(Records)

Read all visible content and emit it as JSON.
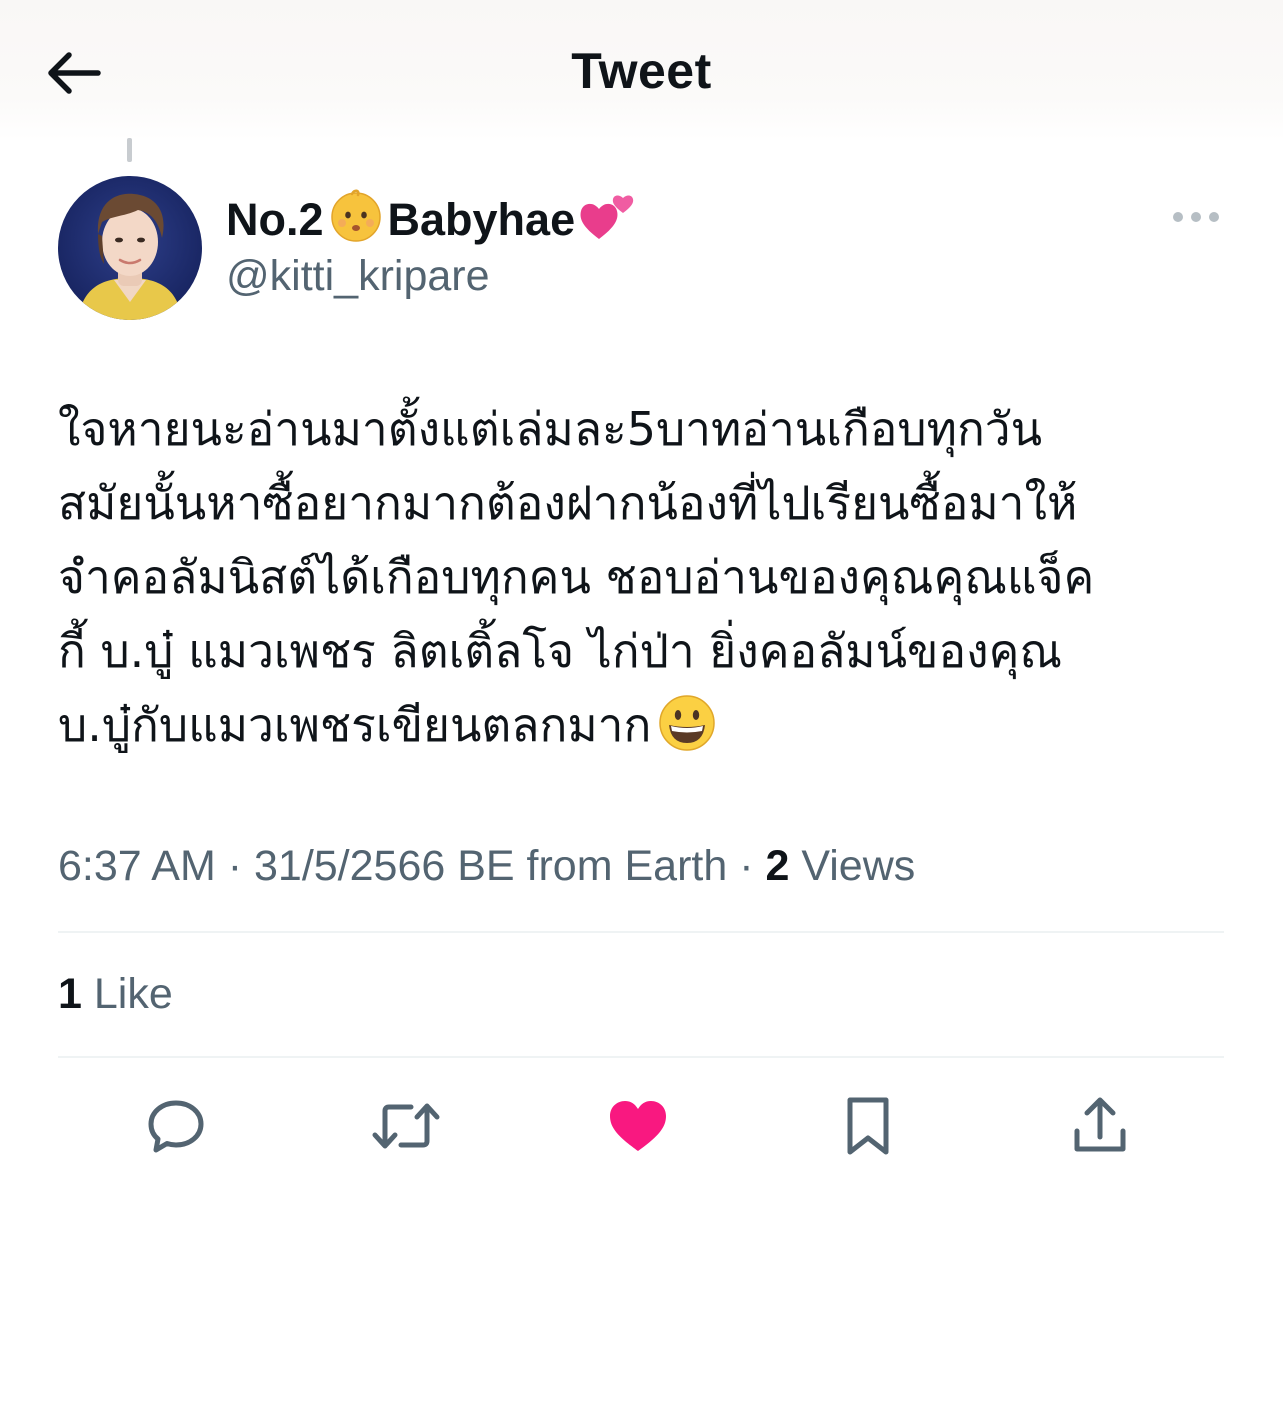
{
  "header": {
    "title": "Tweet",
    "back_icon": "arrow-left-icon"
  },
  "author": {
    "name": "No.2",
    "name_emoji_1": "👶",
    "name_suffix": "Babyhae",
    "name_emoji_2": "💕",
    "handle": "@kitti_kripare"
  },
  "tweet": {
    "lines": [
      "ใจหายนะอ่านมาตั้งแต่เล่มละ5บาทอ่านเกือบทุกวัน",
      "สมัยนั้นหาซื้อยากมากต้องฝากน้องที่ไปเรียนซื้อมาให้",
      "จำคอลัมนิสต์ได้เกือบทุกคน ชอบอ่านของคุณคุณแจ็ค",
      "กี้ บ.บู๋ แมวเพชร ลิตเติ้ลโจ ไก่ป่า ยิ่งคอลัมน์ของคุณ",
      "บ.บู๋กับแมวเพชรเขียนตลกมาก"
    ],
    "end_emoji": "grinning-face-icon"
  },
  "meta": {
    "time": "6:37 AM",
    "sep1": " · ",
    "date": "31/5/2566 BE",
    "source": " from Earth",
    "sep2": " · ",
    "views_count": "2",
    "views_label": " Views"
  },
  "stats": {
    "likes_count": "1",
    "likes_label": " Like"
  },
  "actions": [
    "reply-icon",
    "retweet-icon",
    "like-icon",
    "bookmark-icon",
    "share-icon"
  ],
  "colors": {
    "text": "#0f1419",
    "secondary": "#536471",
    "divider": "#eff3f4",
    "like": "#f91880"
  }
}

Problem to solve: Your copy should hold every record word for word and none of the pictures.

Solution for this problem:
Read all visible content and emit it as JSON.
{
  "header": {
    "title": "Tweet",
    "back_icon": "arrow-left-icon"
  },
  "author": {
    "name": "No.2",
    "name_emoji_1": "👶",
    "name_suffix": "Babyhae",
    "name_emoji_2": "💕",
    "handle": "@kitti_kripare"
  },
  "tweet": {
    "lines": [
      "ใจหายนะอ่านมาตั้งแต่เล่มละ5บาทอ่านเกือบทุกวัน",
      "สมัยนั้นหาซื้อยากมากต้องฝากน้องที่ไปเรียนซื้อมาให้",
      "จำคอลัมนิสต์ได้เกือบทุกคน ชอบอ่านของคุณคุณแจ็ค",
      "กี้ บ.บู๋ แมวเพชร ลิตเติ้ลโจ ไก่ป่า ยิ่งคอลัมน์ของคุณ",
      "บ.บู๋กับแมวเพชรเขียนตลกมาก"
    ],
    "end_emoji": "grinning-face-icon"
  },
  "meta": {
    "time": "6:37 AM",
    "sep1": " · ",
    "date": "31/5/2566 BE",
    "source": " from Earth",
    "sep2": " · ",
    "views_count": "2",
    "views_label": " Views"
  },
  "stats": {
    "likes_count": "1",
    "likes_label": " Like"
  },
  "actions": [
    "reply-icon",
    "retweet-icon",
    "like-icon",
    "bookmark-icon",
    "share-icon"
  ],
  "colors": {
    "text": "#0f1419",
    "secondary": "#536471",
    "divider": "#eff3f4",
    "like": "#f91880"
  }
}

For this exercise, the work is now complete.